[Data entries]
----------

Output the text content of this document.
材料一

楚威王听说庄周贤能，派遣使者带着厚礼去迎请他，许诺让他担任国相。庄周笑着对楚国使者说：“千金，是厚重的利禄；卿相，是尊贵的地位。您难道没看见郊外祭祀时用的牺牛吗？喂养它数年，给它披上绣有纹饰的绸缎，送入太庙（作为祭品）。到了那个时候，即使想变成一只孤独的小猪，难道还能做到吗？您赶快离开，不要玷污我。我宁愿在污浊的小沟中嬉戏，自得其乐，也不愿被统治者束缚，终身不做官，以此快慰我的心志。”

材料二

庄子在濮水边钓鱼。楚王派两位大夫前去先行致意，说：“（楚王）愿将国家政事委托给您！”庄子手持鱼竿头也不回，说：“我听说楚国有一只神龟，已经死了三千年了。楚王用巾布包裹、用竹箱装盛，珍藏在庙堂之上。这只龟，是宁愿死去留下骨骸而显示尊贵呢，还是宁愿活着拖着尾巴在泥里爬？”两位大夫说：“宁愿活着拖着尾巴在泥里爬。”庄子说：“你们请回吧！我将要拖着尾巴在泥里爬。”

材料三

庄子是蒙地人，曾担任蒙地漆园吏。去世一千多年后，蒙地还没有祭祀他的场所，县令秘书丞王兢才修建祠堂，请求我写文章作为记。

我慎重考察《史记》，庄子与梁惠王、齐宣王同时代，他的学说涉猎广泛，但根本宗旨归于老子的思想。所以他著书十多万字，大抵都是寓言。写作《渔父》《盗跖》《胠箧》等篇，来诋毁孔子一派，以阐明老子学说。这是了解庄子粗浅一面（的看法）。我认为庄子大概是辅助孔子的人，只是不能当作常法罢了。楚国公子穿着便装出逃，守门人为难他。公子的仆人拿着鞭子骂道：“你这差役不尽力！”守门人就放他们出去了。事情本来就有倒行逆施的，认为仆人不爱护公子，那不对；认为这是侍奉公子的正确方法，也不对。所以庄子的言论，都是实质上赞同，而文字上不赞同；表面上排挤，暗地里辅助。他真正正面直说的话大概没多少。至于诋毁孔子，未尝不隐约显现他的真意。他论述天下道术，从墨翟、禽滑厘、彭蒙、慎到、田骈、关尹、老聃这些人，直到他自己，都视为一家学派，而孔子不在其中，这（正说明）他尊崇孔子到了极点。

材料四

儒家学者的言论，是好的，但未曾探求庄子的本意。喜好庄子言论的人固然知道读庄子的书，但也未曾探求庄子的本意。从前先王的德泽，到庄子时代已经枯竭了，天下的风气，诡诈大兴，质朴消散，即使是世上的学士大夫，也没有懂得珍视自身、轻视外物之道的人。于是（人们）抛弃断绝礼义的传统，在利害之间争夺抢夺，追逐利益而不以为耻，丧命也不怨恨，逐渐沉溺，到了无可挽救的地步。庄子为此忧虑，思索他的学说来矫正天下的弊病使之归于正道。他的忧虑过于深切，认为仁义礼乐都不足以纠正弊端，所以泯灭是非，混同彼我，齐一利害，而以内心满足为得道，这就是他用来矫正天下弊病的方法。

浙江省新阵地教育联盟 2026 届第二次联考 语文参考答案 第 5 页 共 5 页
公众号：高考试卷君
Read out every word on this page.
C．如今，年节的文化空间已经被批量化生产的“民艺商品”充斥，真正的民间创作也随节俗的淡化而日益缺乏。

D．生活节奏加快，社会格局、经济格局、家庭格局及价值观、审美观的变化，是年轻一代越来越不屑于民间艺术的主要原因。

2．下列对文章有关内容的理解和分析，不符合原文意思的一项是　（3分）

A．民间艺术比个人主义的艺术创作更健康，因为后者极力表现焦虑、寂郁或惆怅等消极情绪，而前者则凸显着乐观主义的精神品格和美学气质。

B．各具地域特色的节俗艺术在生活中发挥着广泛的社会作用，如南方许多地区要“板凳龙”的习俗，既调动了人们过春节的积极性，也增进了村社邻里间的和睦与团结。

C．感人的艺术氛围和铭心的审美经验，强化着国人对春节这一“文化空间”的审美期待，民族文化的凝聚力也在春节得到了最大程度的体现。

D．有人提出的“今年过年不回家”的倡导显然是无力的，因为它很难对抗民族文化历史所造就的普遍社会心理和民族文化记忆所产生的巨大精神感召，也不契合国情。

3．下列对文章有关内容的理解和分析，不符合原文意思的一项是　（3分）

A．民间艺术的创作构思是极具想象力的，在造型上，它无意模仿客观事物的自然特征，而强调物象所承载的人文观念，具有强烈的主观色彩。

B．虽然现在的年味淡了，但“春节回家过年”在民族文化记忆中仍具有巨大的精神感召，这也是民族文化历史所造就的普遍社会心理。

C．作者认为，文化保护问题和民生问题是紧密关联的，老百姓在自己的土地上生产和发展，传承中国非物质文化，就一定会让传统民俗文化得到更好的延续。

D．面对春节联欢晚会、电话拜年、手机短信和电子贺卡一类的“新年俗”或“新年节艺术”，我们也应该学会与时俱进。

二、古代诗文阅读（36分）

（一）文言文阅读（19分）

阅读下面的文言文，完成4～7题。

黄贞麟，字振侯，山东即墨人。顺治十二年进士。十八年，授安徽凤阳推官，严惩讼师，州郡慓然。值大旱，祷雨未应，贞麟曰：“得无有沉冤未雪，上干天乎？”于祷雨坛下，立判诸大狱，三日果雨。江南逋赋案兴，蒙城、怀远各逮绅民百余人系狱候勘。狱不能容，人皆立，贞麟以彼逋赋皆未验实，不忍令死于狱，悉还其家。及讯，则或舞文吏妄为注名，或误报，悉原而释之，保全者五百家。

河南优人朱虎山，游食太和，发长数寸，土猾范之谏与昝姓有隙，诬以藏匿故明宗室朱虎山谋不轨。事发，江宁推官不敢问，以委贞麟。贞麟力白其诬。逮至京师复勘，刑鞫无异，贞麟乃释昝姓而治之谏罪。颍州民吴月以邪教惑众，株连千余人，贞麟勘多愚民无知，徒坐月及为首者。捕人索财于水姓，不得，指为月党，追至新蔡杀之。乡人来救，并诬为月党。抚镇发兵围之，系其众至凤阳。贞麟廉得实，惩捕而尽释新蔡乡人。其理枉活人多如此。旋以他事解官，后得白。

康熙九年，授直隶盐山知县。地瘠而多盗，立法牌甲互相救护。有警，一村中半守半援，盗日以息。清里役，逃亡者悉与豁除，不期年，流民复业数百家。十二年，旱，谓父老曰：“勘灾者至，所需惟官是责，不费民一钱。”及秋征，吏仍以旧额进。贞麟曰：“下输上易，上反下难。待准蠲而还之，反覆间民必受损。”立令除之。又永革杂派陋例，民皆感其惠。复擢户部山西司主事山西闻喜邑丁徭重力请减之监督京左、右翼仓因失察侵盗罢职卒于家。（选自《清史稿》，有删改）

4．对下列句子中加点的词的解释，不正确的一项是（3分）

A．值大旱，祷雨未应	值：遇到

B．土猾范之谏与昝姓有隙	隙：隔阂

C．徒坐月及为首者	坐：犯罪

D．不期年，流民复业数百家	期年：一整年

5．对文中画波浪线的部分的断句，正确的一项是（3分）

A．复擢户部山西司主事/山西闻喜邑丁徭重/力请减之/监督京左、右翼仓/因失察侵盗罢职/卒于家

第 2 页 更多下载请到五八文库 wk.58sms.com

----------

** Prompt **
Write out every line of the data that holds the word "下列对文章有关内容的理解和分析".

** Solution **
2．下列对文章有关内容的理解和分析，不符合原文意思的一项是　（3分）
3．下列对文章有关内容的理解和分析，不符合原文意思的一项是　（3分）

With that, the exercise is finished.